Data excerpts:
>> begin
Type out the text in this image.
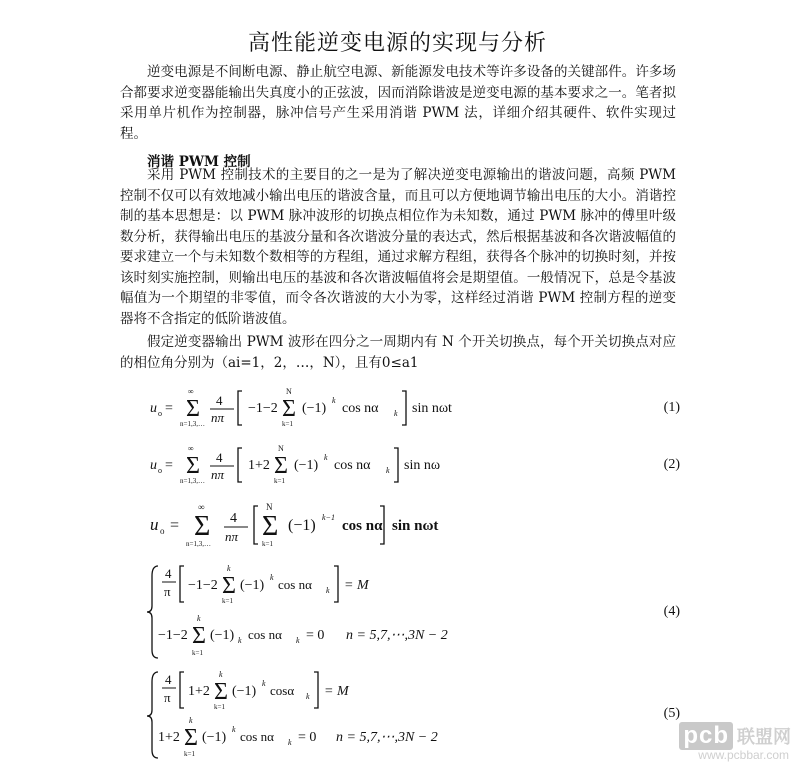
高性能逆变电源的实现与分析

逆变电源是不间断电源、静止航空电源、新能源发电技术等许多设备的关键部件。许多场合都要求逆变器能输出失真度小的正弦波，因而消除谐波是逆变电源的基本要求之一。笔者拟采用单片机作为控制器，脉冲信号产生采用消谐 PWM 法，详细介绍其硬件、软件实现过程。

消谐 PWM 控制

采用 PWM 控制技术的主要目的之一是为了解决逆变电源输出的谐波问题，高频 PWM 控制不仅可以有效地减小输出电压的谐波含量，而且可以方便地调节输出电压的大小。消谐控制的基本思想是：以 PWM 脉冲波形的切换点相位作为未知数，通过 PWM 脉冲的傅里叶级数分析，获得输出电压的基波分量和各次谐波分量的表达式，然后根据基波和各次谐波幅值的要求建立一个与未知数个数相等的方程组，通过求解方程组，获得各个脉冲的切换时刻，并按该时刻实施控制，则输出电压的基波和各次谐波幅值将会是期望值。一般情况下，总是令基波幅值为一个期望的非零值，而令各次谐波的大小为零，这样经过消谐 PWM 控制方程的逆变器将不含指定的低阶谐波值。

假定逆变器输出 PWM 波形在四分之一周期内有 N 个开关切换点，每个开关切换点对应的相位角分别为（ai=1，2，…，N），且有0≤a1

u o = Σ
∞
n=1,3,…
4
nπ
−1−2 Σ
N
k=1
(−1)
k
cos nα k sin nωt	(1)
u o = Σ
∞
n=1,3,…
4
nπ
1+2 Σ
N
k=1
(−1)
k
cos nα k sin nω	(2)
u o = Σ
∞
n=1,3,…
4
nπ Σ
N
k=1
(−1) k−1
cos nα sin nωt
4
π −1−2 Σ
k
k=1
(−1)
k cos nα k = M
−1−2 Σ
k
k=1
(−1) k cos nα k = 0 n = 5,7,⋯,3N − 2
(4)
4
π 1+2 Σ
k
k=1
(−1)
k cosα k = M
1+2 Σ
k
k=1
(−1)
k cos nα k = 0 n = 5,7,⋯,3N − 2
(5)
pcb 联盟网
www.pcbbar.com
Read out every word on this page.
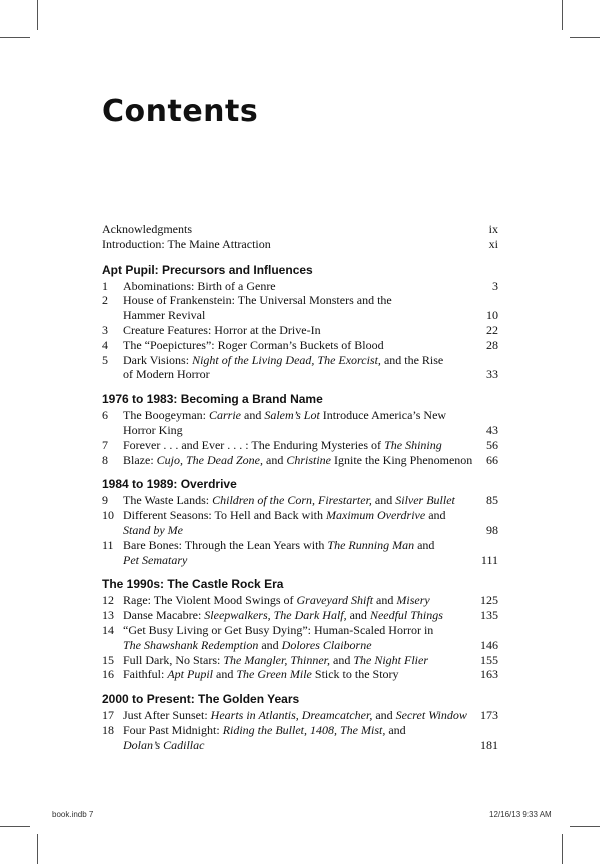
Contents
Acknowledgments	ix
Introduction: The Maine Attraction	xi
Apt Pupil: Precursors and Influences
1	Abominations: Birth of a Genre	3
2	House of Frankenstein: The Universal Monsters and the
Hammer Revival	10
3	Creature Features: Horror at the Drive-In	22
4	The “Poepictures”: Roger Corman’s Buckets of Blood	28
5	Dark Visions: Night of the Living Dead, The Exorcist, and the Rise
of Modern Horror	33
1976 to 1983: Becoming a Brand Name
6	The Boogeyman: Carrie and Salem’s Lot Introduce America’s New
Horror King	43
7	Forever . . . and Ever . . . : The Enduring Mysteries of The Shining	56
8	Blaze: Cujo, The Dead Zone, and Christine Ignite the King Phenomenon	66
1984 to 1989: Overdrive
9	The Waste Lands: Children of the Corn, Firestarter, and Silver Bullet	85
10 Different Seasons: To Hell and Back with Maximum Overdrive and
Stand by Me	98
11 Bare Bones: Through the Lean Years with The Running Man and
Pet Sematary	111
The 1990s: The Castle Rock Era
12 Rage: The Violent Mood Swings of Graveyard Shift and Misery	125
13 Danse Macabre: Sleepwalkers, The Dark Half, and Needful Things	135
14 “Get Busy Living or Get Busy Dying”: Human-Scaled Horror in
The Shawshank Redemption and Dolores Claiborne	146
15 Full Dark, No Stars: The Mangler, Thinner, and The Night Flier	155
16 Faithful: Apt Pupil and The Green Mile Stick to the Story	163
2000 to Present: The Golden Years
17 Just After Sunset: Hearts in Atlantis, Dreamcatcher, and Secret Window	173
18 Four Past Midnight: Riding the Bullet, 1408, The Mist, and
Dolan’s Cadillac	181
book.indb 7	12/16/13 9:33 AM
>> end
Goal:
Tell how many lines hold the string "Dark", giving the number and nothing else.

Expected answer:
3